** start Data **

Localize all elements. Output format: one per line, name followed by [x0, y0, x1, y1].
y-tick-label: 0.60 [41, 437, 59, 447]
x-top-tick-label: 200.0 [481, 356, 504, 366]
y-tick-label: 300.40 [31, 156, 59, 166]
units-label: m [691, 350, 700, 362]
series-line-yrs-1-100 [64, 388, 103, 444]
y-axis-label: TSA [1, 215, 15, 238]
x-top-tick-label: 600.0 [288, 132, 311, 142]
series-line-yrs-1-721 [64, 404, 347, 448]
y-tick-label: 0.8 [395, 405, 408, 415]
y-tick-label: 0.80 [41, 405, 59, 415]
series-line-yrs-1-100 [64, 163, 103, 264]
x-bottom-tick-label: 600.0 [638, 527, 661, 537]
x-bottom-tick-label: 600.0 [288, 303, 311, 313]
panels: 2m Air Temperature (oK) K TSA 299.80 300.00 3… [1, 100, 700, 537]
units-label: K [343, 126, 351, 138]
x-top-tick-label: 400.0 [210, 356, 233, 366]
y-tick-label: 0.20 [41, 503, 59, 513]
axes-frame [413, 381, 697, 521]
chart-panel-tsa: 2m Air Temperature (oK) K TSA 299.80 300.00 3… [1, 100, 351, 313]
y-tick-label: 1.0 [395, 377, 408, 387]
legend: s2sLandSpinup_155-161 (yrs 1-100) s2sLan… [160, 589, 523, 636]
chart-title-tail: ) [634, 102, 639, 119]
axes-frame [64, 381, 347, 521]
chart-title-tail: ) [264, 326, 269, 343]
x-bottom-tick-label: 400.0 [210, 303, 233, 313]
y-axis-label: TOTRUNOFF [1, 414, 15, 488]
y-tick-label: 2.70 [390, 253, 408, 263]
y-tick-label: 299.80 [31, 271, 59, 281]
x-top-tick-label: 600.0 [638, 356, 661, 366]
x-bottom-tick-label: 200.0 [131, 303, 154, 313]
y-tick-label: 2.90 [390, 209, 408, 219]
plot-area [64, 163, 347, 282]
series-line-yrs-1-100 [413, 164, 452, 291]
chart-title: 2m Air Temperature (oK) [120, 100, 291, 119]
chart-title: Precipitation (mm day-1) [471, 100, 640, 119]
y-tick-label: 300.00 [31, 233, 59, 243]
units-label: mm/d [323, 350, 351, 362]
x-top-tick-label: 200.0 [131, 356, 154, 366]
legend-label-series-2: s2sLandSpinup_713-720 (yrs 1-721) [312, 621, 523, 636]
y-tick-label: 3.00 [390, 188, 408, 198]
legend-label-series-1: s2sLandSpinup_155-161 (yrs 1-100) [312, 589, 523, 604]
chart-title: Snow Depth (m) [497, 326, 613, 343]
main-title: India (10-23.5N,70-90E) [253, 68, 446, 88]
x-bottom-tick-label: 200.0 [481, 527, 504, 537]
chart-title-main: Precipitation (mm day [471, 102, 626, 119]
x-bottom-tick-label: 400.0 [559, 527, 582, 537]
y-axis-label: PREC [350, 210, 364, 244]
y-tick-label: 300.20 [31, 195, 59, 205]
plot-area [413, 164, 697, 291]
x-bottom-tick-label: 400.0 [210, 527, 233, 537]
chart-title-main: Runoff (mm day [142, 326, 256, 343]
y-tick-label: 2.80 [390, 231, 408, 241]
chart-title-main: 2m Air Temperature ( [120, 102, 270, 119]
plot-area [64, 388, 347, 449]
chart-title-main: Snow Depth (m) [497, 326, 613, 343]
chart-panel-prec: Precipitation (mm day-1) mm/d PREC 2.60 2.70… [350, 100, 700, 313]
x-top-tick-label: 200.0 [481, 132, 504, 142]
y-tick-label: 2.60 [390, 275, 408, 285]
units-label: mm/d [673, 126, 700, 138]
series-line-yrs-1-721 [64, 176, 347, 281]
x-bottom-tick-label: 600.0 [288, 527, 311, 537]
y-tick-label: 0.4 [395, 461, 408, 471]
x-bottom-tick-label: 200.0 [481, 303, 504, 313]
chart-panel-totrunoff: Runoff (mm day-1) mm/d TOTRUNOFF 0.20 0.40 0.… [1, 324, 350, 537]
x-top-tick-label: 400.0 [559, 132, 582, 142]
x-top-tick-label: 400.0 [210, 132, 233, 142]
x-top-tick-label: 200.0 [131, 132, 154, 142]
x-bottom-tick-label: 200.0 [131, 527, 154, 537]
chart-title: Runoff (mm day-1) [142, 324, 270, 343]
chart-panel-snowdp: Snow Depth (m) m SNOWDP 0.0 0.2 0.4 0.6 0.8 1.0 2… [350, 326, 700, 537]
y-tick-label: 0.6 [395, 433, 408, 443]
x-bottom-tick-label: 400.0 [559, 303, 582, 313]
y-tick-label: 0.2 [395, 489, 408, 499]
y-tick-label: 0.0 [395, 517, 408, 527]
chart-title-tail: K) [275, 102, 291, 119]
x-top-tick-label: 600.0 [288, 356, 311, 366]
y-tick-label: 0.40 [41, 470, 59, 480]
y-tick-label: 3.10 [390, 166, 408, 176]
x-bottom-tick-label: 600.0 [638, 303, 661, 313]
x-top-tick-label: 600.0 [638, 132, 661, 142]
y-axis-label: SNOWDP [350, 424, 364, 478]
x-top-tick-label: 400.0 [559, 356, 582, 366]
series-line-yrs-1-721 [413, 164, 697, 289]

** end Data **

▶ **Directions**
Copy every line of the records above verbatim, keeping each name, bracketed box, and line order unchanged.

▶ **Worked solution**
Localize all elements. Output format: one per line, name followed by [x0, y0, x1, y1].
y-tick-label: 0.60 [41, 437, 59, 447]
x-top-tick-label: 200.0 [481, 356, 504, 366]
y-tick-label: 300.40 [31, 156, 59, 166]
units-label: m [691, 350, 700, 362]
series-line-yrs-1-100 [64, 388, 103, 444]
y-axis-label: TSA [1, 215, 15, 238]
x-top-tick-label: 600.0 [288, 132, 311, 142]
series-line-yrs-1-721 [64, 404, 347, 448]
y-tick-label: 0.8 [395, 405, 408, 415]
y-tick-label: 0.80 [41, 405, 59, 415]
series-line-yrs-1-100 [64, 163, 103, 264]
x-bottom-tick-label: 600.0 [638, 527, 661, 537]
x-bottom-tick-label: 600.0 [288, 303, 311, 313]
panels: 2m Air Temperature (oK) K TSA 299.80 300.00 3… [1, 100, 700, 537]
units-label: K [343, 126, 351, 138]
x-top-tick-label: 400.0 [210, 356, 233, 366]
y-tick-label: 0.20 [41, 503, 59, 513]
axes-frame [413, 381, 697, 521]
chart-panel-tsa: 2m Air Temperature (oK) K TSA 299.80 300.00 3… [1, 100, 351, 313]
y-tick-label: 1.0 [395, 377, 408, 387]
legend: s2sLandSpinup_155-161 (yrs 1-100) s2sLan… [160, 589, 523, 636]
chart-title-tail: ) [634, 102, 639, 119]
axes-frame [64, 381, 347, 521]
chart-title-tail: ) [264, 326, 269, 343]
x-bottom-tick-label: 400.0 [210, 303, 233, 313]
y-axis-label: TOTRUNOFF [1, 414, 15, 488]
y-tick-label: 2.70 [390, 253, 408, 263]
y-tick-label: 299.80 [31, 271, 59, 281]
x-top-tick-label: 600.0 [638, 356, 661, 366]
x-bottom-tick-label: 200.0 [131, 303, 154, 313]
y-tick-label: 2.90 [390, 209, 408, 219]
plot-area [64, 163, 347, 282]
series-line-yrs-1-100 [413, 164, 452, 291]
chart-title: 2m Air Temperature (oK) [120, 100, 291, 119]
chart-title: Precipitation (mm day-1) [471, 100, 640, 119]
y-tick-label: 300.00 [31, 233, 59, 243]
units-label: mm/d [323, 350, 351, 362]
x-top-tick-label: 200.0 [131, 356, 154, 366]
legend-label-series-2: s2sLandSpinup_713-720 (yrs 1-721) [312, 621, 523, 636]
y-tick-label: 3.00 [390, 188, 408, 198]
legend-label-series-1: s2sLandSpinup_155-161 (yrs 1-100) [312, 589, 523, 604]
chart-title: Snow Depth (m) [497, 326, 613, 343]
main-title: India (10-23.5N,70-90E) [253, 68, 446, 88]
x-bottom-tick-label: 200.0 [481, 527, 504, 537]
chart-title-main: Precipitation (mm day [471, 102, 626, 119]
x-bottom-tick-label: 400.0 [559, 527, 582, 537]
y-axis-label: PREC [350, 210, 364, 244]
y-tick-label: 300.20 [31, 195, 59, 205]
plot-area [413, 164, 697, 291]
x-bottom-tick-label: 400.0 [210, 527, 233, 537]
chart-title-main: Runoff (mm day [142, 326, 256, 343]
y-tick-label: 2.80 [390, 231, 408, 241]
chart-title-main: 2m Air Temperature ( [120, 102, 270, 119]
plot-area [64, 388, 347, 449]
chart-title-main: Snow Depth (m) [497, 326, 613, 343]
chart-panel-prec: Precipitation (mm day-1) mm/d PREC 2.60 2.70… [350, 100, 700, 313]
x-top-tick-label: 200.0 [481, 132, 504, 142]
y-tick-label: 2.60 [390, 275, 408, 285]
units-label: mm/d [673, 126, 700, 138]
series-line-yrs-1-721 [64, 176, 347, 281]
x-bottom-tick-label: 600.0 [288, 527, 311, 537]
y-tick-label: 0.4 [395, 461, 408, 471]
x-bottom-tick-label: 200.0 [481, 303, 504, 313]
chart-panel-totrunoff: Runoff (mm day-1) mm/d TOTRUNOFF 0.20 0.40 0.… [1, 324, 350, 537]
x-top-tick-label: 400.0 [559, 132, 582, 142]
x-top-tick-label: 400.0 [210, 132, 233, 142]
x-top-tick-label: 200.0 [131, 132, 154, 142]
x-bottom-tick-label: 200.0 [131, 527, 154, 537]
chart-title: Runoff (mm day-1) [142, 324, 270, 343]
chart-panel-snowdp: Snow Depth (m) m SNOWDP 0.0 0.2 0.4 0.6 0.8 1.0 2… [350, 326, 700, 537]
y-tick-label: 0.6 [395, 433, 408, 443]
x-bottom-tick-label: 400.0 [559, 303, 582, 313]
y-tick-label: 0.2 [395, 489, 408, 499]
y-tick-label: 0.0 [395, 517, 408, 527]
chart-title-tail: K) [275, 102, 291, 119]
x-top-tick-label: 600.0 [288, 356, 311, 366]
y-tick-label: 0.40 [41, 470, 59, 480]
y-tick-label: 3.10 [390, 166, 408, 176]
x-bottom-tick-label: 600.0 [638, 303, 661, 313]
x-top-tick-label: 600.0 [638, 132, 661, 142]
y-axis-label: SNOWDP [350, 424, 364, 478]
x-top-tick-label: 400.0 [559, 356, 582, 366]
series-line-yrs-1-721 [413, 164, 697, 289]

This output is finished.